Aim of the task:
Could you give back the listing below exactly, every line included?

Records for the task:
<<<<

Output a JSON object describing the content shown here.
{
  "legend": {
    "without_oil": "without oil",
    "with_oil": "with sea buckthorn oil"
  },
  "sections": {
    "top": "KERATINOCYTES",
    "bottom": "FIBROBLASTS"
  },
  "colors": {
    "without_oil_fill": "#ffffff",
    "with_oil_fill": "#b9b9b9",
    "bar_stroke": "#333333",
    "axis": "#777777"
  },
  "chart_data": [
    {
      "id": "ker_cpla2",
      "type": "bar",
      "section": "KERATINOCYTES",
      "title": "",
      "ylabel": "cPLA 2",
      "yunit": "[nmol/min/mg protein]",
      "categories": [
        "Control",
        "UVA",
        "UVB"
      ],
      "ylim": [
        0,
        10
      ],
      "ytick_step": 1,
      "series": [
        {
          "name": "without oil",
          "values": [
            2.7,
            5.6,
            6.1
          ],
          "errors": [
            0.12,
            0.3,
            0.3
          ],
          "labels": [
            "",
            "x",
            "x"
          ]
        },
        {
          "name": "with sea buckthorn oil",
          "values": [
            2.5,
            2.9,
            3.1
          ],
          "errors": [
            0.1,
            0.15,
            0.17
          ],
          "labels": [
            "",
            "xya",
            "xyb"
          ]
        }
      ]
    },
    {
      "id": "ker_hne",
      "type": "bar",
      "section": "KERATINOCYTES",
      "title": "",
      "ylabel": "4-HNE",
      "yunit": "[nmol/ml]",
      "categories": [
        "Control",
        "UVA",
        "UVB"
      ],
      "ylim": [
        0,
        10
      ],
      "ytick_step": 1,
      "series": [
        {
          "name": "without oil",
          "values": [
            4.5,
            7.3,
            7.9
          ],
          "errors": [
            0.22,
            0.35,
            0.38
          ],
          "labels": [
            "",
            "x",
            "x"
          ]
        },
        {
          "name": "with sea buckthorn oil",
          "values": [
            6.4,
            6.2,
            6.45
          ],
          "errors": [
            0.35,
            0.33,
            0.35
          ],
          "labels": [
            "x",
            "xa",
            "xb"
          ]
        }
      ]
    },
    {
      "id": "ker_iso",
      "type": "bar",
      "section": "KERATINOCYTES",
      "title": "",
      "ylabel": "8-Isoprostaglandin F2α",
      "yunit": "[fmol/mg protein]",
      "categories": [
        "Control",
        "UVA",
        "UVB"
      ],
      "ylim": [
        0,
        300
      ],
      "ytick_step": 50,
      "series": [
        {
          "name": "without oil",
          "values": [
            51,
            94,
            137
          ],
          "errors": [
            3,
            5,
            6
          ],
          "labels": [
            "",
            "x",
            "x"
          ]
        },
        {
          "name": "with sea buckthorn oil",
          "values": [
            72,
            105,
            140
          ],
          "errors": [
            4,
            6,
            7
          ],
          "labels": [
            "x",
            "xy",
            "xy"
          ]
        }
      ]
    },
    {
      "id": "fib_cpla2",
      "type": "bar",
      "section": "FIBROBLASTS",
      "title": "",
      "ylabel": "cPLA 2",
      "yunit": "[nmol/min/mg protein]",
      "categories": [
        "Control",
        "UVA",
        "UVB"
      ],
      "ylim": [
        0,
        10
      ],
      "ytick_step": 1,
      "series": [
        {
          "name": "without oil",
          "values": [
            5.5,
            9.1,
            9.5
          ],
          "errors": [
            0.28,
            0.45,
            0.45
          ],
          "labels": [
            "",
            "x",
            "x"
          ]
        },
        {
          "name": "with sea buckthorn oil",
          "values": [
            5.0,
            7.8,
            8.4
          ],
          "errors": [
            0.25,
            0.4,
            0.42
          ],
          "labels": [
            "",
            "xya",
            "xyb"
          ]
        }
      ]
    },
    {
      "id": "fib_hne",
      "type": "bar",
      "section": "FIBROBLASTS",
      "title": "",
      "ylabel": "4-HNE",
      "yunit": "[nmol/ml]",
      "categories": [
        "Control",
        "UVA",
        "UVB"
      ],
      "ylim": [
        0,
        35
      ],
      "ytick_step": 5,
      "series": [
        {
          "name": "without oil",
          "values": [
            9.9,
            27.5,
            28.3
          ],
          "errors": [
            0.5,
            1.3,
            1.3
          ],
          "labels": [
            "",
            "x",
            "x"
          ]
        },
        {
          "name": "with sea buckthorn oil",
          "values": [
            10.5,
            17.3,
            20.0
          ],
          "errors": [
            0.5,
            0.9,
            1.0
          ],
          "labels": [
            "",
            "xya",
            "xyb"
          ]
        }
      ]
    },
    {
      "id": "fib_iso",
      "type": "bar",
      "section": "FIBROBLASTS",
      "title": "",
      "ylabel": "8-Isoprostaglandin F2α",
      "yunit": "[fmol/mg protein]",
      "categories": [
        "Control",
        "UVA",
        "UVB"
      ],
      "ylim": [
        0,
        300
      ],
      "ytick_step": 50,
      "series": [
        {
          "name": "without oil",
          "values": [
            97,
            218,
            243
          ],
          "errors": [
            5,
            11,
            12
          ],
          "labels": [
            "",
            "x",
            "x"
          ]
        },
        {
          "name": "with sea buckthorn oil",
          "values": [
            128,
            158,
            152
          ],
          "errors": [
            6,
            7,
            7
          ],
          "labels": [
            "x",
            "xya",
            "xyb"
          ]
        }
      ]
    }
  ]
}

>>>>

Solution:
Output a JSON object describing the content shown here.
{
  "legend": {
    "without_oil": "without oil",
    "with_oil": "with sea buckthorn oil"
  },
  "sections": {
    "top": "KERATINOCYTES",
    "bottom": "FIBROBLASTS"
  },
  "colors": {
    "without_oil_fill": "#ffffff",
    "with_oil_fill": "#b9b9b9",
    "bar_stroke": "#333333",
    "axis": "#777777"
  },
  "chart_data": [
    {
      "id": "ker_cpla2",
      "type": "bar",
      "section": "KERATINOCYTES",
      "title": "",
      "ylabel": "cPLA 2",
      "yunit": "[nmol/min/mg protein]",
      "categories": [
        "Control",
        "UVA",
        "UVB"
      ],
      "ylim": [
        0,
        10
      ],
      "ytick_step": 1,
      "series": [
        {
          "name": "without oil",
          "values": [
            2.7,
            5.6,
            6.1
          ],
          "errors": [
            0.12,
            0.3,
            0.3
          ],
          "labels": [
            "",
            "x",
            "x"
          ]
        },
        {
          "name": "with sea buckthorn oil",
          "values": [
            2.5,
            2.9,
            3.1
          ],
          "errors": [
            0.1,
            0.15,
            0.17
          ],
          "labels": [
            "",
            "xya",
            "xyb"
          ]
        }
      ]
    },
    {
      "id": "ker_hne",
      "type": "bar",
      "section": "KERATINOCYTES",
      "title": "",
      "ylabel": "4-HNE",
      "yunit": "[nmol/ml]",
      "categories": [
        "Control",
        "UVA",
        "UVB"
      ],
      "ylim": [
        0,
        10
      ],
      "ytick_step": 1,
      "series": [
        {
          "name": "without oil",
          "values": [
            4.5,
            7.3,
            7.9
          ],
          "errors": [
            0.22,
            0.35,
            0.38
          ],
          "labels": [
            "",
            "x",
            "x"
          ]
        },
        {
          "name": "with sea buckthorn oil",
          "values": [
            6.4,
            6.2,
            6.45
          ],
          "errors": [
            0.35,
            0.33,
            0.35
          ],
          "labels": [
            "x",
            "xa",
            "xb"
          ]
        }
      ]
    },
    {
      "id": "ker_iso",
      "type": "bar",
      "section": "KERATINOCYTES",
      "title": "",
      "ylabel": "8-Isoprostaglandin F2α",
      "yunit": "[fmol/mg protein]",
      "categories": [
        "Control",
        "UVA",
        "UVB"
      ],
      "ylim": [
        0,
        300
      ],
      "ytick_step": 50,
      "series": [
        {
          "name": "without oil",
          "values": [
            51,
            94,
            137
          ],
          "errors": [
            3,
            5,
            6
          ],
          "labels": [
            "",
            "x",
            "x"
          ]
        },
        {
          "name": "with sea buckthorn oil",
          "values": [
            72,
            105,
            140
          ],
          "errors": [
            4,
            6,
            7
          ],
          "labels": [
            "x",
            "xy",
            "xy"
          ]
        }
      ]
    },
    {
      "id": "fib_cpla2",
      "type": "bar",
      "section": "FIBROBLASTS",
      "title": "",
      "ylabel": "cPLA 2",
      "yunit": "[nmol/min/mg protein]",
      "categories": [
        "Control",
        "UVA",
        "UVB"
      ],
      "ylim": [
        0,
        10
      ],
      "ytick_step": 1,
      "series": [
        {
          "name": "without oil",
          "values": [
            5.5,
            9.1,
            9.5
          ],
          "errors": [
            0.28,
            0.45,
            0.45
          ],
          "labels": [
            "",
            "x",
            "x"
          ]
        },
        {
          "name": "with sea buckthorn oil",
          "values": [
            5.0,
            7.8,
            8.4
          ],
          "errors": [
            0.25,
            0.4,
            0.42
          ],
          "labels": [
            "",
            "xya",
            "xyb"
          ]
        }
      ]
    },
    {
      "id": "fib_hne",
      "type": "bar",
      "section": "FIBROBLASTS",
      "title": "",
      "ylabel": "4-HNE",
      "yunit": "[nmol/ml]",
      "categories": [
        "Control",
        "UVA",
        "UVB"
      ],
      "ylim": [
        0,
        35
      ],
      "ytick_step": 5,
      "series": [
        {
          "name": "without oil",
          "values": [
            9.9,
            27.5,
            28.3
          ],
          "errors": [
            0.5,
            1.3,
            1.3
          ],
          "labels": [
            "",
            "x",
            "x"
          ]
        },
        {
          "name": "with sea buckthorn oil",
          "values": [
            10.5,
            17.3,
            20.0
          ],
          "errors": [
            0.5,
            0.9,
            1.0
          ],
          "labels": [
            "",
            "xya",
            "xyb"
          ]
        }
      ]
    },
    {
      "id": "fib_iso",
      "type": "bar",
      "section": "FIBROBLASTS",
      "title": "",
      "ylabel": "8-Isoprostaglandin F2α",
      "yunit": "[fmol/mg protein]",
      "categories": [
        "Control",
        "UVA",
        "UVB"
      ],
      "ylim": [
        0,
        300
      ],
      "ytick_step": 50,
      "series": [
        {
          "name": "without oil",
          "values": [
            97,
            218,
            243
          ],
          "errors": [
            5,
            11,
            12
          ],
          "labels": [
            "",
            "x",
            "x"
          ]
        },
        {
          "name": "with sea buckthorn oil",
          "values": [
            128,
            158,
            152
          ],
          "errors": [
            6,
            7,
            7
          ],
          "labels": [
            "x",
            "xya",
            "xyb"
          ]
        }
      ]
    }
  ]
}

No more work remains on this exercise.